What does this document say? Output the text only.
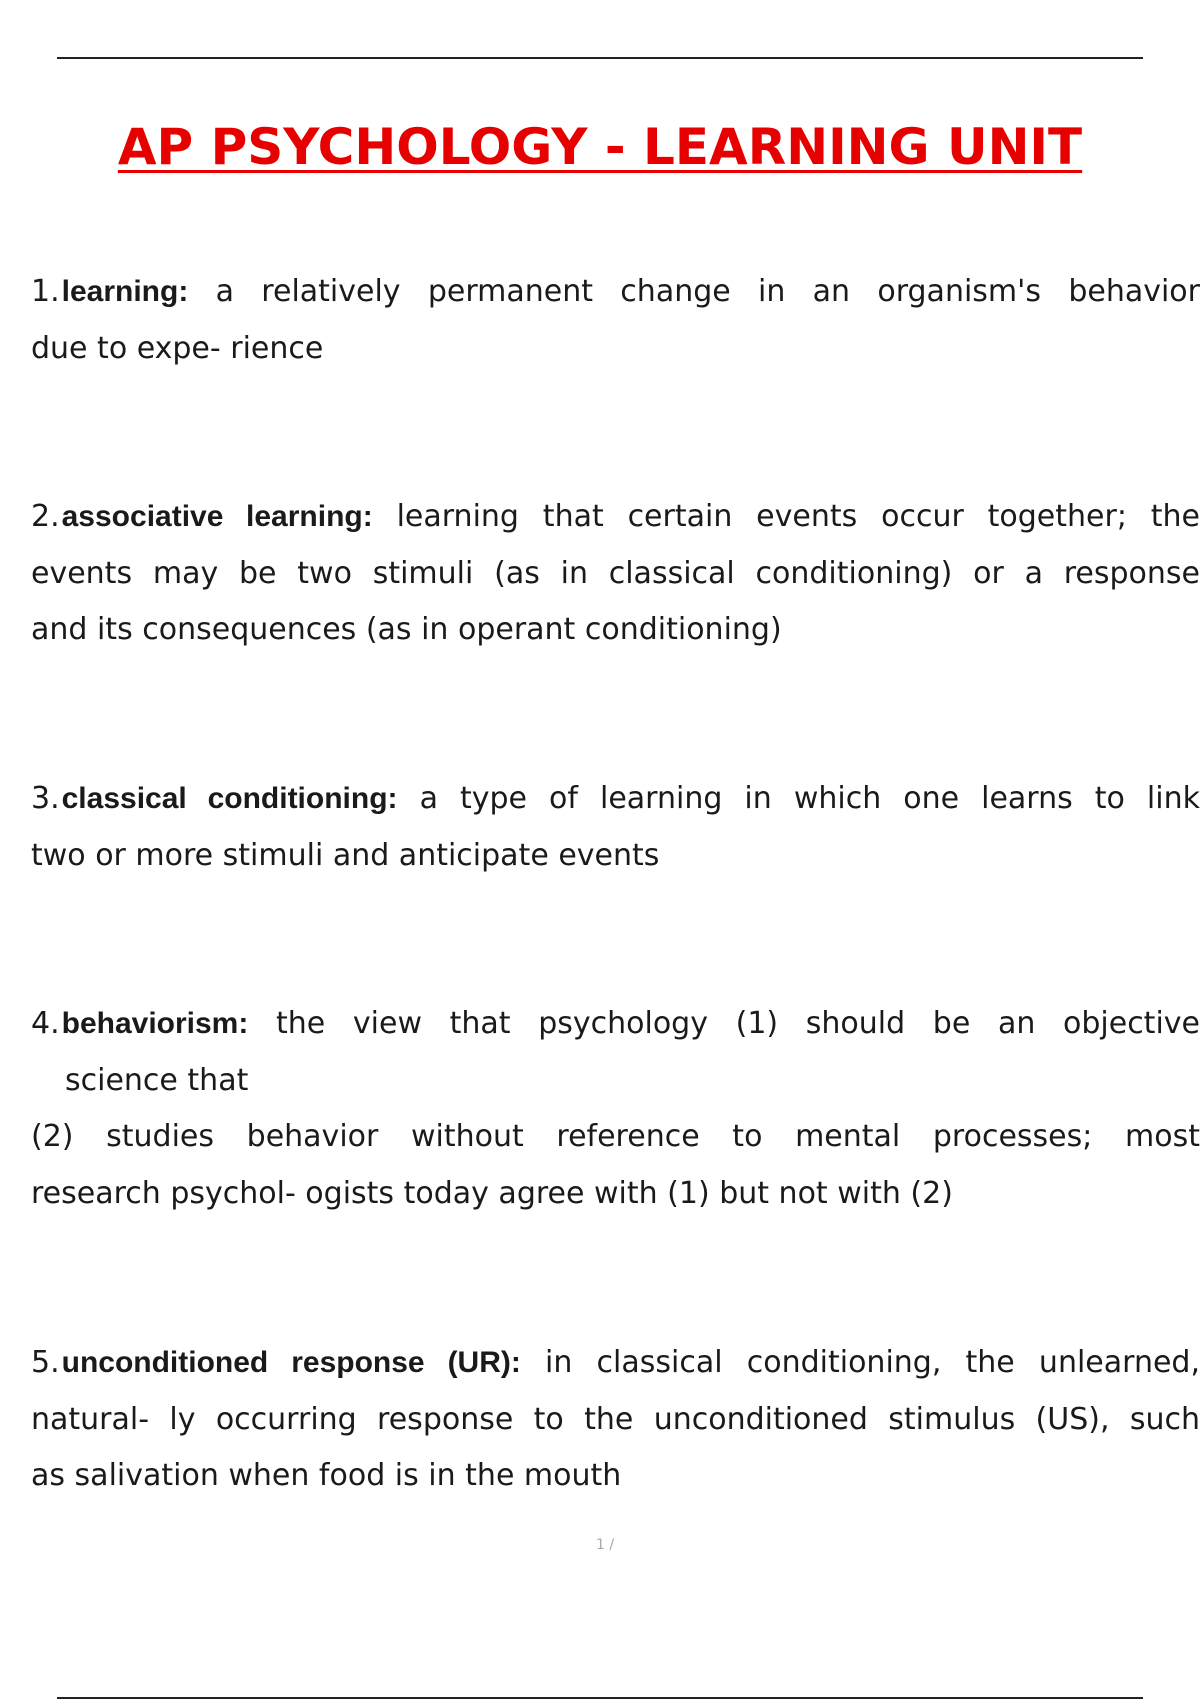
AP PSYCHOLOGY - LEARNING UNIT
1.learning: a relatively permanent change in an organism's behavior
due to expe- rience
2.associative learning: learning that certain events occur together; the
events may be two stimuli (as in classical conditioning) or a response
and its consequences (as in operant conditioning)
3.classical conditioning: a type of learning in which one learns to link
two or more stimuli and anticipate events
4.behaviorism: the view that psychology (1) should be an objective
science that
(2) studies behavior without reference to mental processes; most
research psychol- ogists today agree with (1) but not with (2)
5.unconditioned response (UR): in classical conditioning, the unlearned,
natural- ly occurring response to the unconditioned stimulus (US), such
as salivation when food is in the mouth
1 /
====
Requirement:
Copy the records above exactly, omitting every picture.

Output for this exercise:
What does this document say? Output the text only.
AP PSYCHOLOGY - LEARNING UNIT
1.learning: a relatively permanent change in an organism's behavior
due to expe- rience
2.associative learning: learning that certain events occur together; the
events may be two stimuli (as in classical conditioning) or a response
and its consequences (as in operant conditioning)
3.classical conditioning: a type of learning in which one learns to link
two or more stimuli and anticipate events
4.behaviorism: the view that psychology (1) should be an objective
science that
(2) studies behavior without reference to mental processes; most
research psychol- ogists today agree with (1) but not with (2)
5.unconditioned response (UR): in classical conditioning, the unlearned,
natural- ly occurring response to the unconditioned stimulus (US), such
as salivation when food is in the mouth
1 /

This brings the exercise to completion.